── SUPPLIED RECORDS

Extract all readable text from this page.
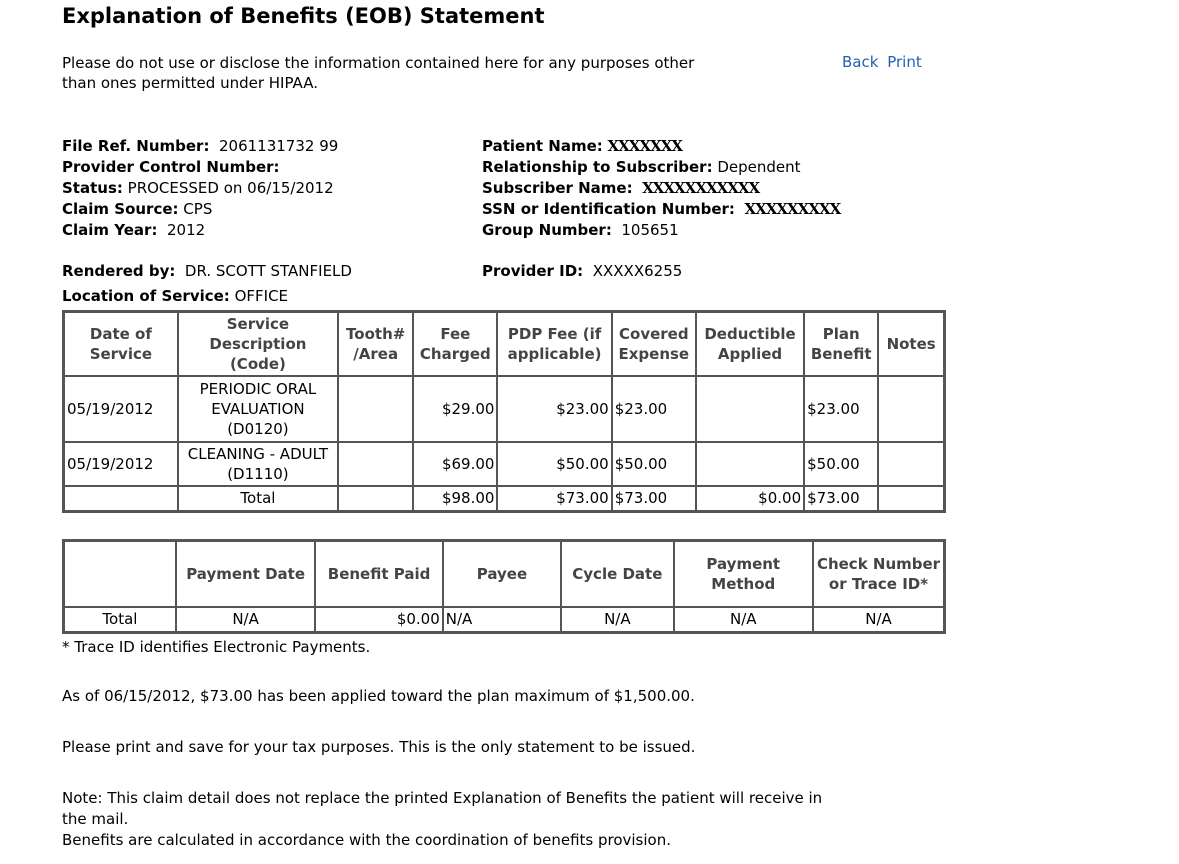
Explanation of Benefits (EOB) Statement
Please do not use or disclose the information contained here for any purposes other than ones permitted under HIPAA.
Back Print
File Ref. Number: 2061131732 99
Provider Control Number:
Status: PROCESSED on 06/15/2012
Claim Source: CPS
Claim Year: 2012
Patient Name: XXXXXXX
Relationship to Subscriber: Dependent
Subscriber Name: XXXXXXXXXXX
SSN or Identification Number: XXXXXXXXX
Group Number: 105651
Rendered by: DR. SCOTT STANFIELD	Provider ID: XXXXX6255
Location of Service: OFFICE
Date of Service	Service Description (Code)	Tooth# /Area	Fee Charged	PDP Fee (if applicable)	Covered Expense	Deductible Applied	Plan Benefit	Notes
05/19/2012	PERIODIC ORAL EVALUATION (D0120)		$29.00	$23.00	$23.00		$23.00	
05/19/2012	CLEANING - ADULT (D1110)		$69.00	$50.00	$50.00		$50.00	
	Total		$98.00	$73.00	$73.00	$0.00	$73.00	
	Payment Date	Benefit Paid	Payee	Cycle Date	Payment Method	Check Number or Trace ID*
Total	N/A	$0.00	N/A	N/A	N/A	N/A
* Trace ID identifies Electronic Payments.
As of 06/15/2012, $73.00 has been applied toward the plan maximum of $1,500.00.
Please print and save for your tax purposes. This is the only statement to be issued.
Note: This claim detail does not replace the printed Explanation of Benefits the patient will receive in
the mail.
Benefits are calculated in accordance with the coordination of benefits provision.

────

▸ **SHORT PROBLEM**:
Strip the images and reproduce the remaining records precisely.

▸ **SOLUTION TO THIS TASK**:
Extract all readable text from this page.
Explanation of Benefits (EOB) Statement
Please do not use or disclose the information contained here for any purposes other than ones permitted under HIPAA.
Back Print
File Ref. Number: 2061131732 99
Provider Control Number:
Status: PROCESSED on 06/15/2012
Claim Source: CPS
Claim Year: 2012
Patient Name: XXXXXXX
Relationship to Subscriber: Dependent
Subscriber Name: XXXXXXXXXXX
SSN or Identification Number: XXXXXXXXX
Group Number: 105651
Rendered by: DR. SCOTT STANFIELD	Provider ID: XXXXX6255
Location of Service: OFFICE
Date of Service	Service Description (Code)	Tooth# /Area	Fee Charged	PDP Fee (if applicable)	Covered Expense	Deductible Applied	Plan Benefit	Notes
05/19/2012	PERIODIC ORAL EVALUATION (D0120)		$29.00	$23.00	$23.00		$23.00	
05/19/2012	CLEANING - ADULT (D1110)		$69.00	$50.00	$50.00		$50.00	
	Total		$98.00	$73.00	$73.00	$0.00	$73.00	
	Payment Date	Benefit Paid	Payee	Cycle Date	Payment Method	Check Number or Trace ID*
Total	N/A	$0.00	N/A	N/A	N/A	N/A
* Trace ID identifies Electronic Payments.
As of 06/15/2012, $73.00 has been applied toward the plan maximum of $1,500.00.
Please print and save for your tax purposes. This is the only statement to be issued.
Note: This claim detail does not replace the printed Explanation of Benefits the patient will receive in
the mail.
Benefits are calculated in accordance with the coordination of benefits provision.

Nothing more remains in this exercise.